++++ SUPPLIED RECORDS

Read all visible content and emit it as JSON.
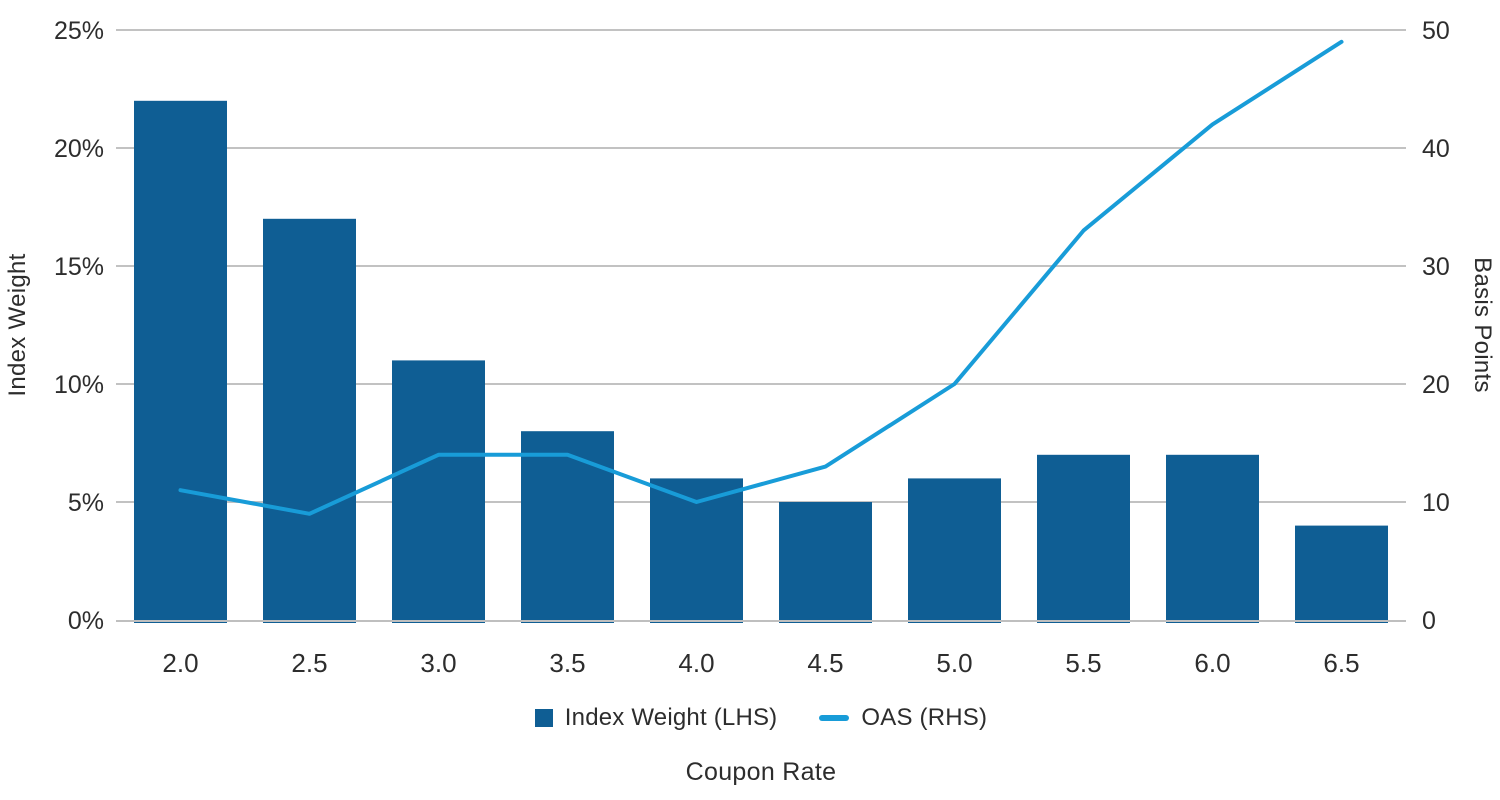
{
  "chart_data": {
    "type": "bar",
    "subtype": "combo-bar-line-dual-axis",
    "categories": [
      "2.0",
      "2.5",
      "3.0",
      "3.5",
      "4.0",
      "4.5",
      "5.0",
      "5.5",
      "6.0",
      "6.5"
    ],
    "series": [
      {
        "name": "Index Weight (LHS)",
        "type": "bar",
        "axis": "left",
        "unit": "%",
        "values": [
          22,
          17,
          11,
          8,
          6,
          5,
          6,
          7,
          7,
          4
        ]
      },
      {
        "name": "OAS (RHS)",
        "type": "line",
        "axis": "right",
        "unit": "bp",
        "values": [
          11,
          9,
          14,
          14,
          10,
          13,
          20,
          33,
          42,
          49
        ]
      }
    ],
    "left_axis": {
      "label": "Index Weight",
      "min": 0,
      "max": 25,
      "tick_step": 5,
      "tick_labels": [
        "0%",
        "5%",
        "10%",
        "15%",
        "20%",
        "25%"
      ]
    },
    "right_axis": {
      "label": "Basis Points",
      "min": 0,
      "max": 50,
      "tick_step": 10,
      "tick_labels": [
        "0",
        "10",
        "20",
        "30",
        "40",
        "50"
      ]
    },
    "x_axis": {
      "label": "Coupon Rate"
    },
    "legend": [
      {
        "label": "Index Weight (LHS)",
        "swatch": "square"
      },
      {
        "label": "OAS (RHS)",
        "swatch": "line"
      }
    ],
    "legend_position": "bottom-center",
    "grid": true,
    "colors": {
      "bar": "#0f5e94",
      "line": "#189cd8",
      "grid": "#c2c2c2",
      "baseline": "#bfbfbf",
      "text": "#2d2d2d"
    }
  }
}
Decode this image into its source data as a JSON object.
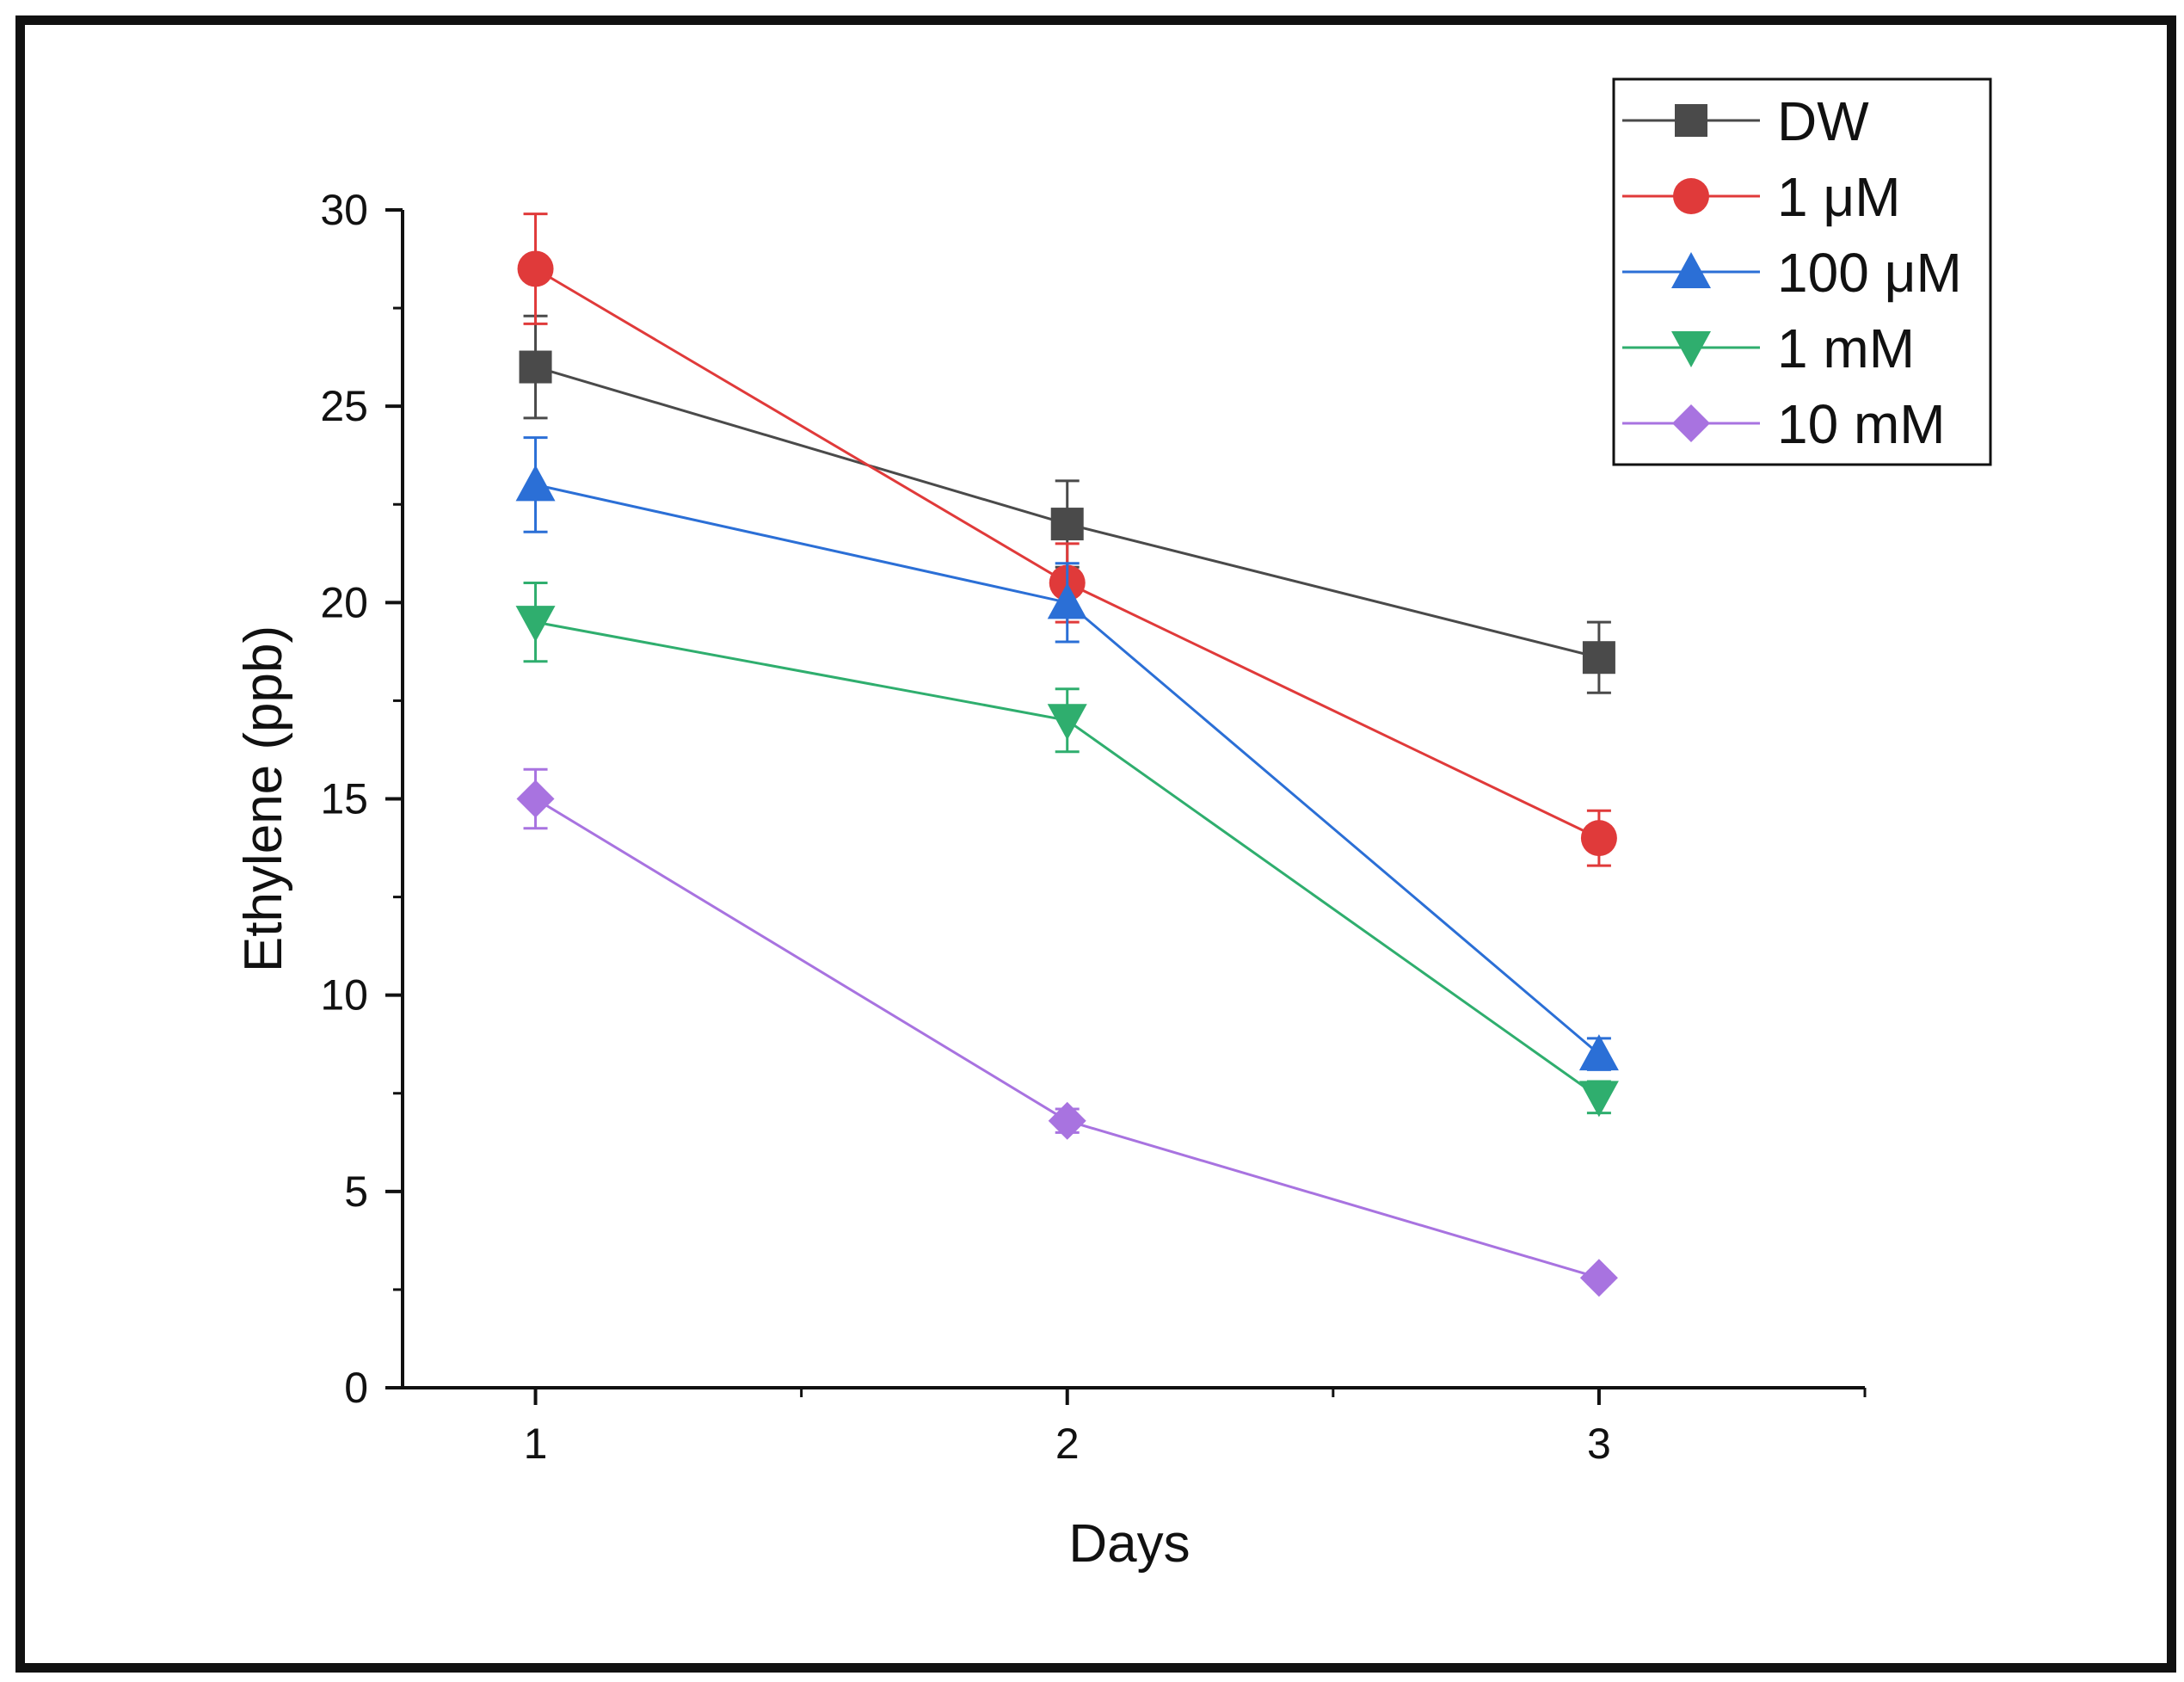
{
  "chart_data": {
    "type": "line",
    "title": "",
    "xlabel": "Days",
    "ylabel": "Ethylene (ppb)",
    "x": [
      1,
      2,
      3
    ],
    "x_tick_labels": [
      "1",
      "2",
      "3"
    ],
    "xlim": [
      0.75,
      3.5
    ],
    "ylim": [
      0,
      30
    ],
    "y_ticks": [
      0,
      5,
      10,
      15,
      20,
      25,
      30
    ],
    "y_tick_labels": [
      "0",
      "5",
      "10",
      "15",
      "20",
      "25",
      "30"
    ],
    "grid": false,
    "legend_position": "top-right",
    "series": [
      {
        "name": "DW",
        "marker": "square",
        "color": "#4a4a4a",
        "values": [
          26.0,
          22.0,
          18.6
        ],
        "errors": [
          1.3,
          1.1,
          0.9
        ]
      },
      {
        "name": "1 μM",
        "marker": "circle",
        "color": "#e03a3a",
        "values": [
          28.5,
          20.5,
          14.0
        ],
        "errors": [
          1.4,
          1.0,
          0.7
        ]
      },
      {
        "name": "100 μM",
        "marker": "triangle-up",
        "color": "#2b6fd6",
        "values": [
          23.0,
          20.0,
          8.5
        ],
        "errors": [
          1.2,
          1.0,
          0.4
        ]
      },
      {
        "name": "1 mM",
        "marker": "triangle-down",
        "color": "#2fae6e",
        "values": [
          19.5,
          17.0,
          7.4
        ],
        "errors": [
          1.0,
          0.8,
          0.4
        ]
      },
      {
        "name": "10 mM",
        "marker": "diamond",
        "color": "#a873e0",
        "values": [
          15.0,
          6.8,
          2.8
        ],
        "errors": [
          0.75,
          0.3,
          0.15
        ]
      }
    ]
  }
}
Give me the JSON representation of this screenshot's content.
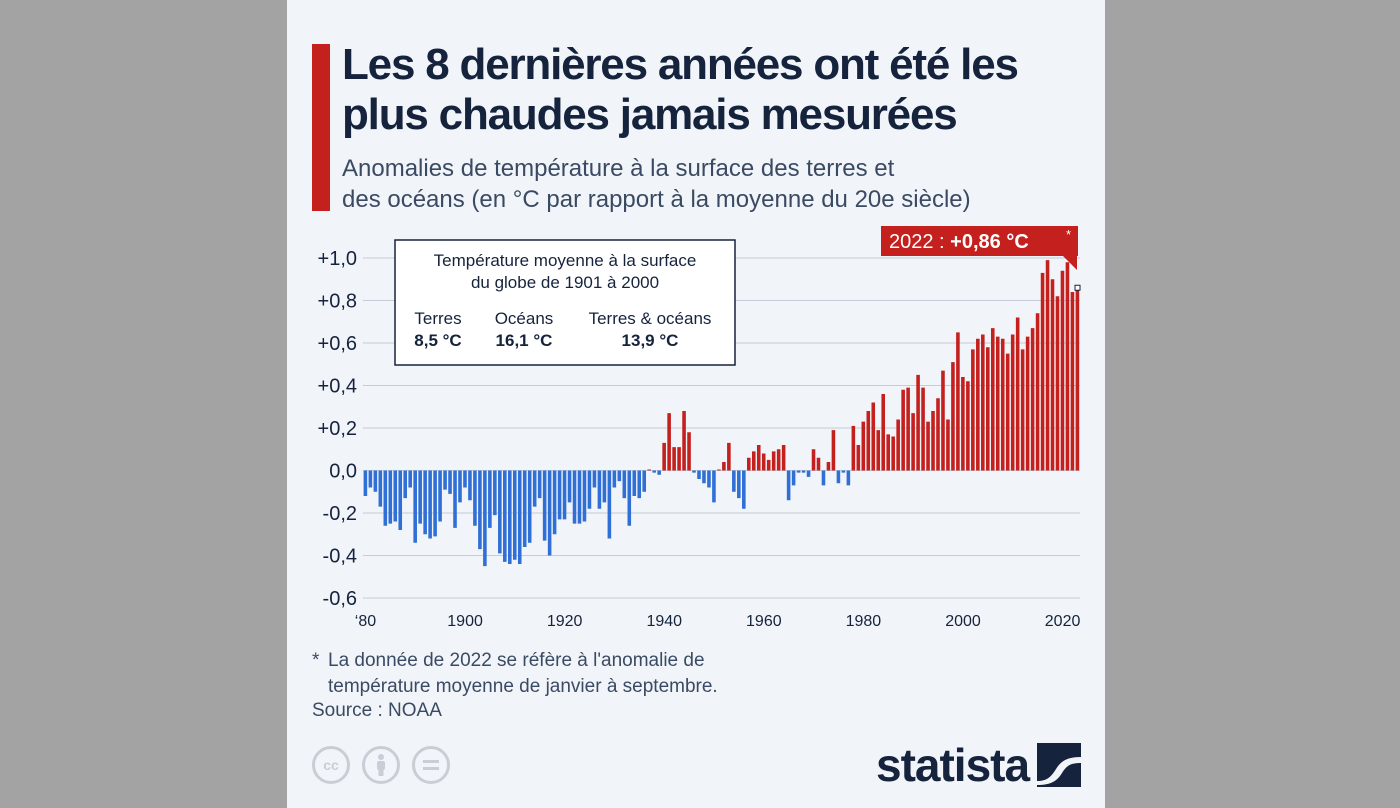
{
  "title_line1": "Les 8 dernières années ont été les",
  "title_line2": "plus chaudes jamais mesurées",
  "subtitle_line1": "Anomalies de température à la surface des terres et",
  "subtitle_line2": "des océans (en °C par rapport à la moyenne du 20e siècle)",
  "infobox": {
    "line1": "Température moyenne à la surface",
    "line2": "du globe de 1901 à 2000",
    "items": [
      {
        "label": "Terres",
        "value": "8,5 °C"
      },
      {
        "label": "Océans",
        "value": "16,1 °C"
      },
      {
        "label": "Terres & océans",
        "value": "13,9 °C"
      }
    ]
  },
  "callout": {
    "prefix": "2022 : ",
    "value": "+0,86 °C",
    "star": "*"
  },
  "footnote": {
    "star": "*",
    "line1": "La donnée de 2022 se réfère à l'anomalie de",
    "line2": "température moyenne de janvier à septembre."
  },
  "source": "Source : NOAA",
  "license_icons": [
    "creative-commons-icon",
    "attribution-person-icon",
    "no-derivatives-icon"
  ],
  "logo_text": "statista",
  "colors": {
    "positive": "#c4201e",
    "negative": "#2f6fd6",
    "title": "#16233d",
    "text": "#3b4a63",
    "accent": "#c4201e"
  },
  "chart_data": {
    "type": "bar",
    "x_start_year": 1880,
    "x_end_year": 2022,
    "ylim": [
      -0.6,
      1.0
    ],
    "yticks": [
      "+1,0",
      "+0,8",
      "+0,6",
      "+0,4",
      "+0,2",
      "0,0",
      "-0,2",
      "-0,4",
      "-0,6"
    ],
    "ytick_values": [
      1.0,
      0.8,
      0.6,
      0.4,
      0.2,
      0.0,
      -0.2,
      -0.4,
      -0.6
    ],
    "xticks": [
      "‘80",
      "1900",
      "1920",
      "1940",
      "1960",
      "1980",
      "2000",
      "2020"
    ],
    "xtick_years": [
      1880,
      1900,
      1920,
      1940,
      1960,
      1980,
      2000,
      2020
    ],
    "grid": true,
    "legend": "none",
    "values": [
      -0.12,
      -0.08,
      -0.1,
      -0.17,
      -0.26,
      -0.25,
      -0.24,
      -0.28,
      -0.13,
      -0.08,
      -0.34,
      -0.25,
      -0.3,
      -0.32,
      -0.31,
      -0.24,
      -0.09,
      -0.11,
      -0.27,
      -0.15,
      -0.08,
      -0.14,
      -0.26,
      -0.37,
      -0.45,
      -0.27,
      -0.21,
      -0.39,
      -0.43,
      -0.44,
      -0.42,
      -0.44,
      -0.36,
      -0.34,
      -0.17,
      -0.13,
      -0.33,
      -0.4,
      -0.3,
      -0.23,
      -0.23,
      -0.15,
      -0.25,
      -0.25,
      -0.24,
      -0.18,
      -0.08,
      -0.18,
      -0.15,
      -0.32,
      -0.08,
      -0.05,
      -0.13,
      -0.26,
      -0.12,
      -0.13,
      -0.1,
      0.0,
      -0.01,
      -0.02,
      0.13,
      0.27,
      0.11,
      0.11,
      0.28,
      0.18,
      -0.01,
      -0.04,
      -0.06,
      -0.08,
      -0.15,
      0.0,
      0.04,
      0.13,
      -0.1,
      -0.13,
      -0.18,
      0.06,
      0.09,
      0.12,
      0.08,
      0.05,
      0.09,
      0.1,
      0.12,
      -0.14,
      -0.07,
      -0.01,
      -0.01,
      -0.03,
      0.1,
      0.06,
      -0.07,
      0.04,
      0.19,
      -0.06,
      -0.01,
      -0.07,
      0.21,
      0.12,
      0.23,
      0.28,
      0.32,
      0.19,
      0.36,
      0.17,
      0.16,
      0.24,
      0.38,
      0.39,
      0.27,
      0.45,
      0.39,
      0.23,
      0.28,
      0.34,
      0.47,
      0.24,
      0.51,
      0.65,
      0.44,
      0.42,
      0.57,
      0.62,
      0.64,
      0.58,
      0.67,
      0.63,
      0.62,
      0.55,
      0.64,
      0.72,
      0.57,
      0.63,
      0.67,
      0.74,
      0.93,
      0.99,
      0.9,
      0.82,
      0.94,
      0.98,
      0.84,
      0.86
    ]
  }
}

++++++++

▸ TASK BRIEF
How many lines in the records above contain the word "this"? Reply with the number and nothing more.

▸ FULL RESPONSE
2